[Collected data entries]
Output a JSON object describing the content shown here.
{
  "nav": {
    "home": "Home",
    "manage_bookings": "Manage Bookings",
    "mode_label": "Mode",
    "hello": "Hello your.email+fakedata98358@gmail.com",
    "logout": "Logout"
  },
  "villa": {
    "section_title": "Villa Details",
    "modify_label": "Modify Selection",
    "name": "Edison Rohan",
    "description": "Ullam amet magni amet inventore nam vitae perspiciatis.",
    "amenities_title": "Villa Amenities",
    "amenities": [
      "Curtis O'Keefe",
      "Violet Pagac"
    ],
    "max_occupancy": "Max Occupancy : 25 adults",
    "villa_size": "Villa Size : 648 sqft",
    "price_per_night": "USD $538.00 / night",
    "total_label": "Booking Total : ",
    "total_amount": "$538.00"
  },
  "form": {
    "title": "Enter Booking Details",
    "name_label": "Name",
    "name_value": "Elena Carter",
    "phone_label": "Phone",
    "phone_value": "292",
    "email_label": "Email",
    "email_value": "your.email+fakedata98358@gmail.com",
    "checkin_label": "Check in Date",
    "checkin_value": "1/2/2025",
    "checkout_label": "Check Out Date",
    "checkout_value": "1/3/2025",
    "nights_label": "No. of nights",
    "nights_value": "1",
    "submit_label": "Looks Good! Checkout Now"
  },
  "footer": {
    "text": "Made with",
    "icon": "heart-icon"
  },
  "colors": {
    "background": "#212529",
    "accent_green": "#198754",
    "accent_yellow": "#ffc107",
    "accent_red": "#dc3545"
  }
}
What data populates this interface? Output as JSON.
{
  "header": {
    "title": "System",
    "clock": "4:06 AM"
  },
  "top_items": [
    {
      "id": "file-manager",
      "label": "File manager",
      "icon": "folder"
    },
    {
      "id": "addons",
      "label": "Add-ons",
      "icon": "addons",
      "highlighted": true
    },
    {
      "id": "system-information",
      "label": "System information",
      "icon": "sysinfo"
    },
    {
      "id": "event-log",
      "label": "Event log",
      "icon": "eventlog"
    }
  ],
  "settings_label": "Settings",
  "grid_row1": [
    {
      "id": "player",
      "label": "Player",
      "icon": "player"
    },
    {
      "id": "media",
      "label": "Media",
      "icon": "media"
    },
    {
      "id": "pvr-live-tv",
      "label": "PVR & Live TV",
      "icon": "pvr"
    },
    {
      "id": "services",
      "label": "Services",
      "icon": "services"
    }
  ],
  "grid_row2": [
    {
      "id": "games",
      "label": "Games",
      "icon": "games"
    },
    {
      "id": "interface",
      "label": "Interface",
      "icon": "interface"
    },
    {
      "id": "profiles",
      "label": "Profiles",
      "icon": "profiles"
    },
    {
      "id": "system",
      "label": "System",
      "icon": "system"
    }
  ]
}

* EXERCISE DETAILS *
Your task is to print the whole listing again exactly.

* WRITTEN RESPONSE *
Output a JSON object describing the content shown here.
{
  "nav": {
    "home": "Home",
    "manage_bookings": "Manage Bookings",
    "mode_label": "Mode",
    "hello": "Hello your.email+fakedata98358@gmail.com",
    "logout": "Logout"
  },
  "villa": {
    "section_title": "Villa Details",
    "modify_label": "Modify Selection",
    "name": "Edison Rohan",
    "description": "Ullam amet magni amet inventore nam vitae perspiciatis.",
    "amenities_title": "Villa Amenities",
    "amenities": [
      "Curtis O'Keefe",
      "Violet Pagac"
    ],
    "max_occupancy": "Max Occupancy : 25 adults",
    "villa_size": "Villa Size : 648 sqft",
    "price_per_night": "USD $538.00 / night",
    "total_label": "Booking Total : ",
    "total_amount": "$538.00"
  },
  "form": {
    "title": "Enter Booking Details",
    "name_label": "Name",
    "name_value": "Elena Carter",
    "phone_label": "Phone",
    "phone_value": "292",
    "email_label": "Email",
    "email_value": "your.email+fakedata98358@gmail.com",
    "checkin_label": "Check in Date",
    "checkin_value": "1/2/2025",
    "checkout_label": "Check Out Date",
    "checkout_value": "1/3/2025",
    "nights_label": "No. of nights",
    "nights_value": "1",
    "submit_label": "Looks Good! Checkout Now"
  },
  "footer": {
    "text": "Made with",
    "icon": "heart-icon"
  },
  "colors": {
    "background": "#212529",
    "accent_green": "#198754",
    "accent_yellow": "#ffc107",
    "accent_red": "#dc3545"
  }
}
What data populates this interface? Output as JSON.
{
  "header": {
    "title": "System",
    "clock": "4:06 AM"
  },
  "top_items": [
    {
      "id": "file-manager",
      "label": "File manager",
      "icon": "folder"
    },
    {
      "id": "addons",
      "label": "Add-ons",
      "icon": "addons",
      "highlighted": true
    },
    {
      "id": "system-information",
      "label": "System information",
      "icon": "sysinfo"
    },
    {
      "id": "event-log",
      "label": "Event log",
      "icon": "eventlog"
    }
  ],
  "settings_label": "Settings",
  "grid_row1": [
    {
      "id": "player",
      "label": "Player",
      "icon": "player"
    },
    {
      "id": "media",
      "label": "Media",
      "icon": "media"
    },
    {
      "id": "pvr-live-tv",
      "label": "PVR & Live TV",
      "icon": "pvr"
    },
    {
      "id": "services",
      "label": "Services",
      "icon": "services"
    }
  ],
  "grid_row2": [
    {
      "id": "games",
      "label": "Games",
      "icon": "games"
    },
    {
      "id": "interface",
      "label": "Interface",
      "icon": "interface"
    },
    {
      "id": "profiles",
      "label": "Profiles",
      "icon": "profiles"
    },
    {
      "id": "system",
      "label": "System",
      "icon": "system"
    }
  ]
}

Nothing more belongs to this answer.